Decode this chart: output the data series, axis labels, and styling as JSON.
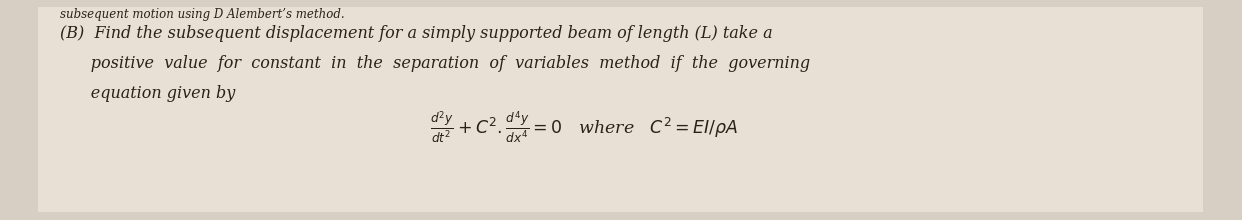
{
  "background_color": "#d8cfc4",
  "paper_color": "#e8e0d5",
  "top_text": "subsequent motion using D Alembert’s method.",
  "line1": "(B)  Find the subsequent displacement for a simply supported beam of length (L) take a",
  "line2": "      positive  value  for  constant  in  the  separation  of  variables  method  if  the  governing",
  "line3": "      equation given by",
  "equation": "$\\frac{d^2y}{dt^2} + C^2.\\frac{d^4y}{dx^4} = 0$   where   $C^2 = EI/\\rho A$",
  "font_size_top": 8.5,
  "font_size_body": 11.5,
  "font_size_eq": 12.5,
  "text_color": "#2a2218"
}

----

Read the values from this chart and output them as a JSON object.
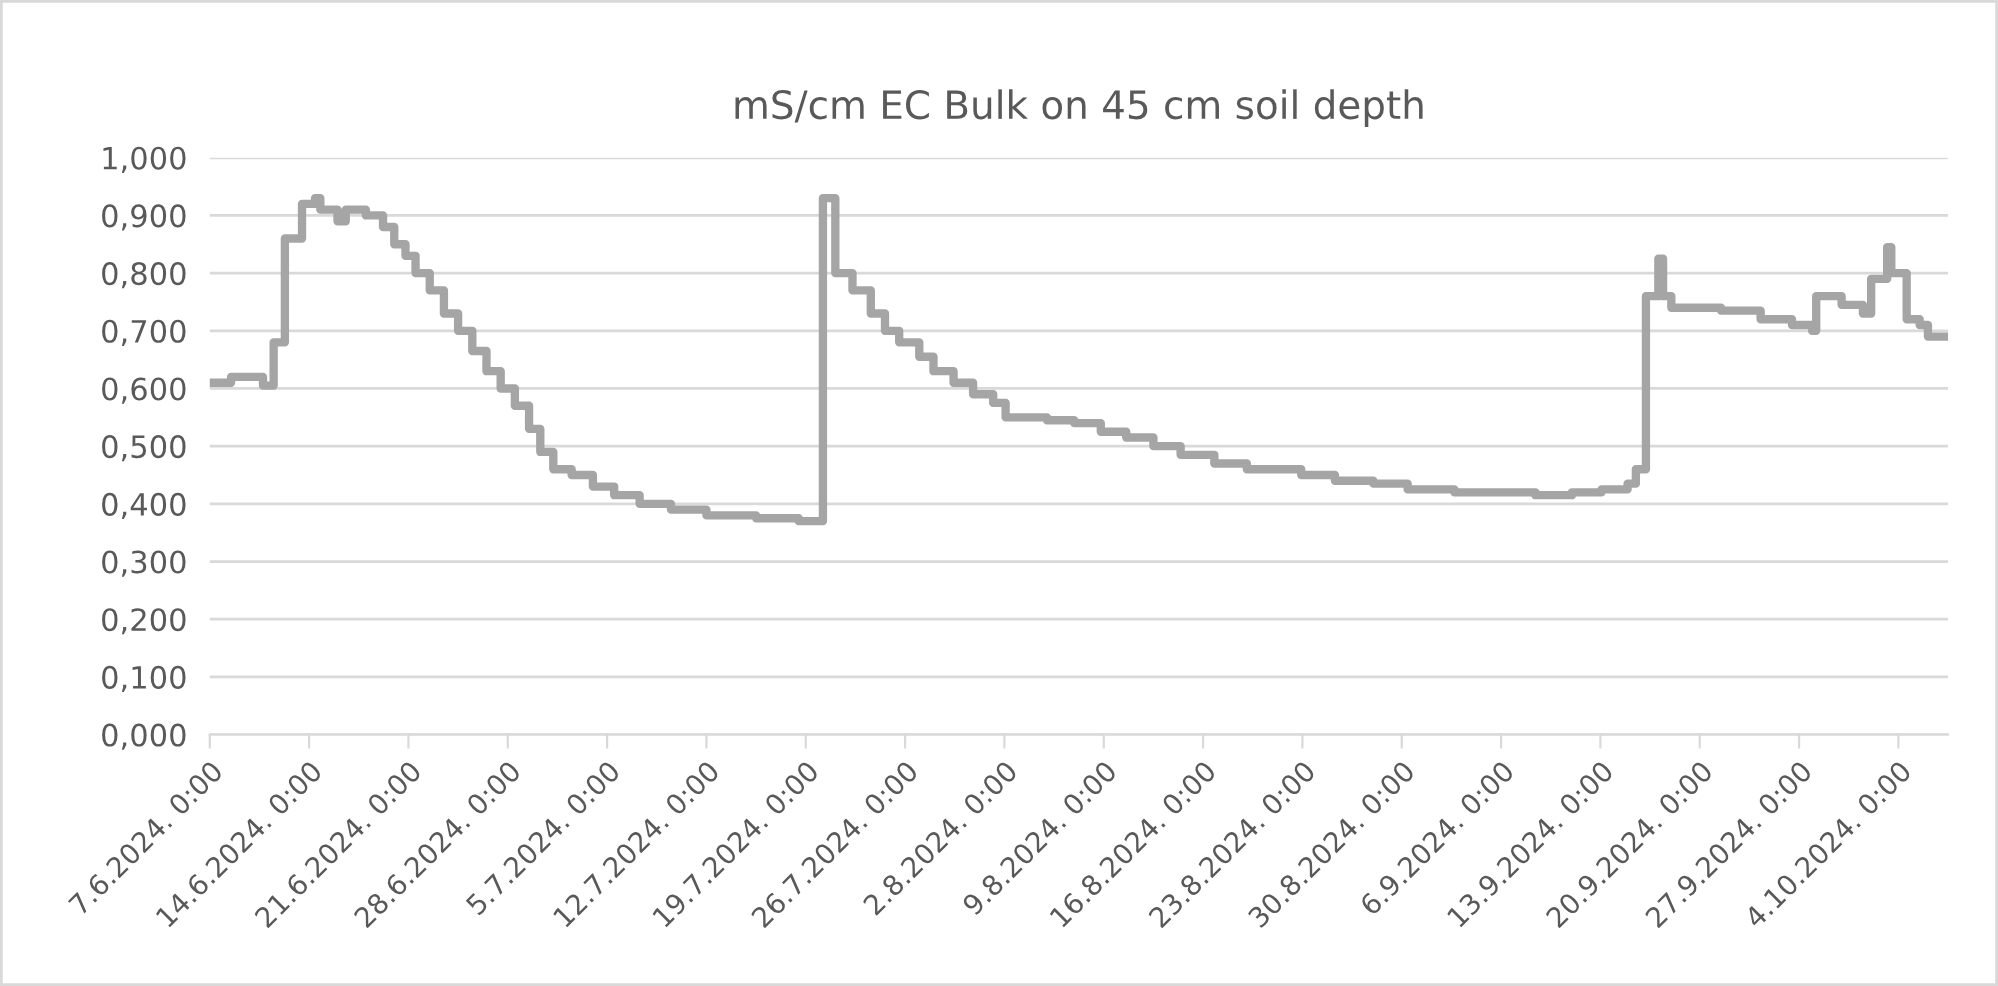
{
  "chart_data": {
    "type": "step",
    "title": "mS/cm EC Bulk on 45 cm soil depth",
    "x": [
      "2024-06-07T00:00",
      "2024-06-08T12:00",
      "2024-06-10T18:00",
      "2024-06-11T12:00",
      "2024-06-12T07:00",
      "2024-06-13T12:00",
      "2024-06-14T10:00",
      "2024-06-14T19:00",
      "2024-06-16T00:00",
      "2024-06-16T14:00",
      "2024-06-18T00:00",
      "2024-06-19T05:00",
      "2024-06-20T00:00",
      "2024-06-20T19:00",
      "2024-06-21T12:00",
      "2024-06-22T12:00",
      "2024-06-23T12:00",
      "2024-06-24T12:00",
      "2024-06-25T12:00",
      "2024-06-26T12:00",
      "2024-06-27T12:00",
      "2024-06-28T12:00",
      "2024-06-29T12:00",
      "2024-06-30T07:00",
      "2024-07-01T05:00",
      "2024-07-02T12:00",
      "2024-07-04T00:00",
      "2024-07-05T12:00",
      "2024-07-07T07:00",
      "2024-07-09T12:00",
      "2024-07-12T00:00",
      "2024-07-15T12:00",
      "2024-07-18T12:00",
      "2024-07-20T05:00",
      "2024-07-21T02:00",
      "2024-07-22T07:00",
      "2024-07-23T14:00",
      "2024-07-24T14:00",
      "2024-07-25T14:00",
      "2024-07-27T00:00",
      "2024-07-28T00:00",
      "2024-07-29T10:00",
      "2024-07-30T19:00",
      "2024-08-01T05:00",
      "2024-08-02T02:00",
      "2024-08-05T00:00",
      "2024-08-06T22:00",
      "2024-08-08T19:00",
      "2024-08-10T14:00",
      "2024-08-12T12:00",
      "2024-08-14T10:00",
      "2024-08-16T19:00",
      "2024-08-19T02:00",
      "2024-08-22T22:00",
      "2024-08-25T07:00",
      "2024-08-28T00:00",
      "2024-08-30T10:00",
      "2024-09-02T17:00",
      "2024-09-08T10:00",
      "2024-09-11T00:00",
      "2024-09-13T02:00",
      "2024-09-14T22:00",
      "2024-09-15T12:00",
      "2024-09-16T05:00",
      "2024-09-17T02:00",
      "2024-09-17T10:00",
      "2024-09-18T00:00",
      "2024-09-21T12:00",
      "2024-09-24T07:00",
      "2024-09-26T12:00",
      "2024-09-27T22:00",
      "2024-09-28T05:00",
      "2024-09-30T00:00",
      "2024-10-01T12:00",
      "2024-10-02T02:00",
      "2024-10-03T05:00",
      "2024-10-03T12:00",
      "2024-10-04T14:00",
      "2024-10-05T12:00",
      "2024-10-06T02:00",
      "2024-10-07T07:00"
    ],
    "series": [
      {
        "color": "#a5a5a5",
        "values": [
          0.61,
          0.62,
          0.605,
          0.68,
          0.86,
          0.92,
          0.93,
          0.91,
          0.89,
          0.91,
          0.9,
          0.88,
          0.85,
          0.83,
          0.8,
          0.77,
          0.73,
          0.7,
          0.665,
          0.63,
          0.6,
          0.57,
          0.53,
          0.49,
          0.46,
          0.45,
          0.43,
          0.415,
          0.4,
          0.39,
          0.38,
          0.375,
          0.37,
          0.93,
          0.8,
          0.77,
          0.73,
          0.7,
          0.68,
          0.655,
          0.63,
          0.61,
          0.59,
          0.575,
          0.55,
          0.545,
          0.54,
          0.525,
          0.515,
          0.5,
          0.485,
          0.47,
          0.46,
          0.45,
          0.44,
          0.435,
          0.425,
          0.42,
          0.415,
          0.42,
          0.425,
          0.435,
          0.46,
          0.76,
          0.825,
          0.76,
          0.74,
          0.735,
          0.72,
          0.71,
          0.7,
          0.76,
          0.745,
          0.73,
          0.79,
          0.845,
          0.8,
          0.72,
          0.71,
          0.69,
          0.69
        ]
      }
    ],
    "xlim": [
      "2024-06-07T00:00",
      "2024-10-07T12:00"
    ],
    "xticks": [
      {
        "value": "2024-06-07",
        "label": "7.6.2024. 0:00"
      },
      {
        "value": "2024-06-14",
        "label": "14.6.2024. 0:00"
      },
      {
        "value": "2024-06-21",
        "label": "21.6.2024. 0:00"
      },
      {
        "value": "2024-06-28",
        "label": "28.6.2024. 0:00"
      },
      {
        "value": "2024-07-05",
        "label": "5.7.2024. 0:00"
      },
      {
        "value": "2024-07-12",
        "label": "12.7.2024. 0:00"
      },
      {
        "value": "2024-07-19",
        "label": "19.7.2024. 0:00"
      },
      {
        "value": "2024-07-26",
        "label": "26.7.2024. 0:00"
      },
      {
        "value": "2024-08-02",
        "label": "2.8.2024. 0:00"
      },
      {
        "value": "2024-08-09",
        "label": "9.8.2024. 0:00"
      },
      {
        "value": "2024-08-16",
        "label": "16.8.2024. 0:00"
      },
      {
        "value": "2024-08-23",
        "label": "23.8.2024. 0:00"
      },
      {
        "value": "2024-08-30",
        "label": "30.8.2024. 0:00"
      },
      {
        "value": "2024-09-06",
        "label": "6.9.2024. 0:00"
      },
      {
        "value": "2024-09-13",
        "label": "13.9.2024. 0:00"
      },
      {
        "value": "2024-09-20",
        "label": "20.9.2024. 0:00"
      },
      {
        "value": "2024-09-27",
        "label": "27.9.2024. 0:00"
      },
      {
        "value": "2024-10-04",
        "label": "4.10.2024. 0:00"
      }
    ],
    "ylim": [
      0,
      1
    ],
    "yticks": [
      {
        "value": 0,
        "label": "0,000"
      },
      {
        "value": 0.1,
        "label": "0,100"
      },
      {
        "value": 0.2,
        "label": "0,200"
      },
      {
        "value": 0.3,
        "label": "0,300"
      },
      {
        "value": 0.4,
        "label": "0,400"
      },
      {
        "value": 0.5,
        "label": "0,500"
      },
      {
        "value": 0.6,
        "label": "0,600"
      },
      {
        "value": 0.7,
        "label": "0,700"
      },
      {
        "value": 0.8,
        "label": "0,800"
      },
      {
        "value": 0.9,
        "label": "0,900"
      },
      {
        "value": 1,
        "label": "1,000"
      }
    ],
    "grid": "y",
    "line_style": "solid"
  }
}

----

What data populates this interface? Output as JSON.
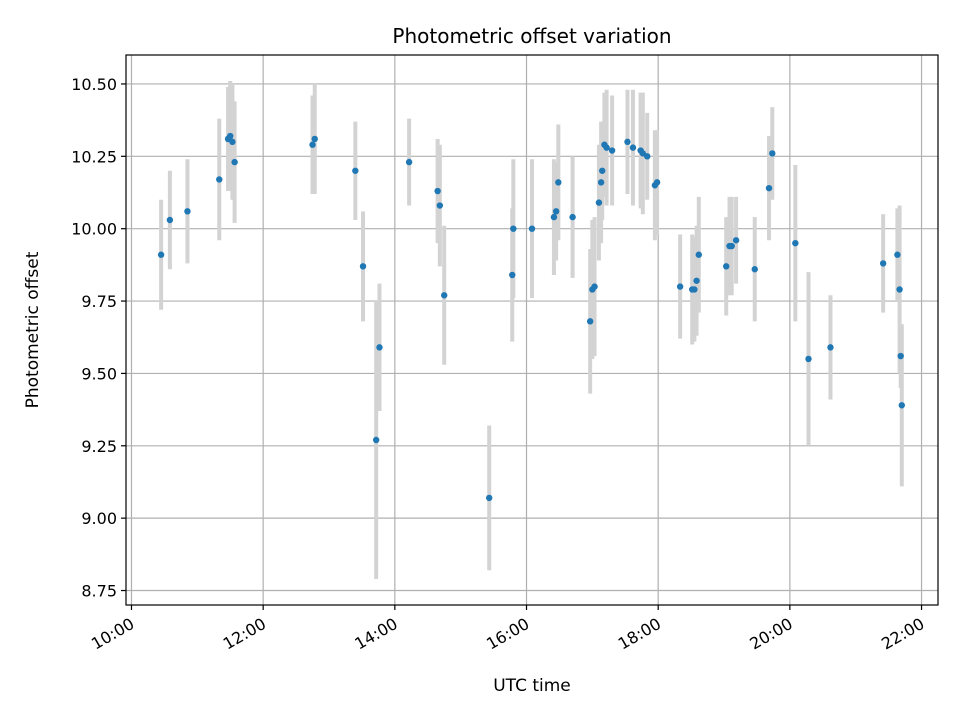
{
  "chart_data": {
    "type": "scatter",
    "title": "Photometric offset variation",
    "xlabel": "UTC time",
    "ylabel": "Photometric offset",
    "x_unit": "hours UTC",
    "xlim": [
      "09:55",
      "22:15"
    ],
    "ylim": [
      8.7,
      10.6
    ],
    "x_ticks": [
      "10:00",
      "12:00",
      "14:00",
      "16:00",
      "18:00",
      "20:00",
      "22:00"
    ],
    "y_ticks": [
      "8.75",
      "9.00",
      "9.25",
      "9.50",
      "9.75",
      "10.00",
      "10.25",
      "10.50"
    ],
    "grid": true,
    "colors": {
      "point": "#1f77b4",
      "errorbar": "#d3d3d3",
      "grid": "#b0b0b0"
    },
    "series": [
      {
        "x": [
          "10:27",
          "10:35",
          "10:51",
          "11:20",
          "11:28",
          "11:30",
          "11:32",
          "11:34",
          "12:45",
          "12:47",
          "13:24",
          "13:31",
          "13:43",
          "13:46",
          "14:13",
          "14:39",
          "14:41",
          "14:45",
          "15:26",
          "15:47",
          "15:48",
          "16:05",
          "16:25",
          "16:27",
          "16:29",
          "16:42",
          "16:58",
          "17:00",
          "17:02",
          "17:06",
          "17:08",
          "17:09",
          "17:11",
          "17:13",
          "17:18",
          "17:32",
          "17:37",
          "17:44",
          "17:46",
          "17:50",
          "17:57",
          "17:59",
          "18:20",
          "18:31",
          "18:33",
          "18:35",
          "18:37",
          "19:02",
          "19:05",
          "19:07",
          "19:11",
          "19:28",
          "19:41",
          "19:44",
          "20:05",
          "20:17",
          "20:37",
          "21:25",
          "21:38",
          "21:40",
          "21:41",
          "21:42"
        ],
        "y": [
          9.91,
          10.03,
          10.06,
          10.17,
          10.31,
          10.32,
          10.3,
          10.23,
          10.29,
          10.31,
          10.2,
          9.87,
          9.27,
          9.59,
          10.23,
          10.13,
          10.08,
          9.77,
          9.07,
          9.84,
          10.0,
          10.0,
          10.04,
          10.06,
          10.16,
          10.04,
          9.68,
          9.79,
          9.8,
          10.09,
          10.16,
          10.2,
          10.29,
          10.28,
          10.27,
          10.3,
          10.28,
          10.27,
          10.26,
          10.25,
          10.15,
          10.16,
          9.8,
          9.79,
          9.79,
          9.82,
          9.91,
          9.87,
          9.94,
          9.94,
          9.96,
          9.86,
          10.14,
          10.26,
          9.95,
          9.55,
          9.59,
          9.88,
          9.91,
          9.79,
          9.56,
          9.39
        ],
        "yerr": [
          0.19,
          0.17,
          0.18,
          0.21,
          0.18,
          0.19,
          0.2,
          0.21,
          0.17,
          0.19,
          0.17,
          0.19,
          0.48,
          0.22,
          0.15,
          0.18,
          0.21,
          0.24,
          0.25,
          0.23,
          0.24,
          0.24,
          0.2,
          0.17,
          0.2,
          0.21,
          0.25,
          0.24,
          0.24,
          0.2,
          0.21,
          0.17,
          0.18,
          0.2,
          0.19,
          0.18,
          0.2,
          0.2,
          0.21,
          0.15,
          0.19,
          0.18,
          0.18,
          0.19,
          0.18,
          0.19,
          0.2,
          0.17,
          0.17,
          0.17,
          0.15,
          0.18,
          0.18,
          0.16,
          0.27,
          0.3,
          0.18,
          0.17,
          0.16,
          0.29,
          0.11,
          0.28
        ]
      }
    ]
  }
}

----

◆ **WHAT IS ASKED**: Report back each line of the entries that holds the string "values".

◆ **WRITTEN ANSWER**:
Read the values from this chart and output them as a JSON object.
        "values": [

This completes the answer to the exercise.